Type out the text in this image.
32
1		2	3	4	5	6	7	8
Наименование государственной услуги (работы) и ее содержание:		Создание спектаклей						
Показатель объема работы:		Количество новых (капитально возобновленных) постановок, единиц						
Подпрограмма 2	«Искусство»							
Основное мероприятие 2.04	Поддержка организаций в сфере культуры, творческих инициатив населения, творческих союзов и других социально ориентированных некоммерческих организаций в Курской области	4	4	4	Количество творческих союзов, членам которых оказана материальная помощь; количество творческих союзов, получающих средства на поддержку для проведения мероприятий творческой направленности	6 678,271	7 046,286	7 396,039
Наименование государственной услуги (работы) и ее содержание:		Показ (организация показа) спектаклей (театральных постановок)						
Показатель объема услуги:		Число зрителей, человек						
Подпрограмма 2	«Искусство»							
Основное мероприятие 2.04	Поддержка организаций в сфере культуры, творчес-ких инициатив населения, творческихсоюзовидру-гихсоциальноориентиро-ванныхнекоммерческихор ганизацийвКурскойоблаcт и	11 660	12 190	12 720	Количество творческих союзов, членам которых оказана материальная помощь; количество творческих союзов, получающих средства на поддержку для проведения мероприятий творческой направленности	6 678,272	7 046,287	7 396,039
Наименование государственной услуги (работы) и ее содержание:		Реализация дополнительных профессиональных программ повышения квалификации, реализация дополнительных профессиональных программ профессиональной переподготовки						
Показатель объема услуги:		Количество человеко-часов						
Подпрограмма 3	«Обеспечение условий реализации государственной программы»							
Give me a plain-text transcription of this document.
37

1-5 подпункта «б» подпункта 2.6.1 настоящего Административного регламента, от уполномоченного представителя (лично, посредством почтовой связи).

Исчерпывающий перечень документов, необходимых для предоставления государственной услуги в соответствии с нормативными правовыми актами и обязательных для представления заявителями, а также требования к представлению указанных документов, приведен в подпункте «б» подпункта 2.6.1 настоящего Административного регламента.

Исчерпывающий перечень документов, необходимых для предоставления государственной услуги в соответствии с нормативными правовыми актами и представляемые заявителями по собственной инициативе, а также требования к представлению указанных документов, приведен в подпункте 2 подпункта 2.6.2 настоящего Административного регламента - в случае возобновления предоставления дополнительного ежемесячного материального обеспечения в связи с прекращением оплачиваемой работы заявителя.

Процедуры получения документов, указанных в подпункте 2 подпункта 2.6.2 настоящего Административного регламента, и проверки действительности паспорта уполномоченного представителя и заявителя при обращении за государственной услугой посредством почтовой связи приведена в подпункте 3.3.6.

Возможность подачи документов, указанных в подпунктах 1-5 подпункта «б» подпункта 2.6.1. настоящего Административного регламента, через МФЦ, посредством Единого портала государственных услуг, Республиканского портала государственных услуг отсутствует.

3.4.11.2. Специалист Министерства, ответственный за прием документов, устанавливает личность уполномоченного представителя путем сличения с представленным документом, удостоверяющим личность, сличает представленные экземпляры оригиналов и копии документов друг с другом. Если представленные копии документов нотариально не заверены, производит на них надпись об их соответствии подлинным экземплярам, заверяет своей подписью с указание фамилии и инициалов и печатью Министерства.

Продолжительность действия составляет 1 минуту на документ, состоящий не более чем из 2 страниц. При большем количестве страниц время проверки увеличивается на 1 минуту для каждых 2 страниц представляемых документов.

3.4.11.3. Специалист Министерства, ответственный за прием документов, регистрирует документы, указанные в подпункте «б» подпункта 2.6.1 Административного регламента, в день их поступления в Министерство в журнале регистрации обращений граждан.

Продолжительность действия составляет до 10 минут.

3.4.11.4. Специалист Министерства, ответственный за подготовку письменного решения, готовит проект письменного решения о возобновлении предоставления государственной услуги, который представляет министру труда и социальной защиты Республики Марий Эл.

Exercise directions ▸ Copy all lines of the material above where the string "объема" occurs.

Completed exercise ▸
Показатель объема работы:		Количество новых (капитально возобновленных) постановок, единиц						
Показатель объема услуги:		Число зрителей, человек						
Показатель объема услуги:		Количество человеко-часов						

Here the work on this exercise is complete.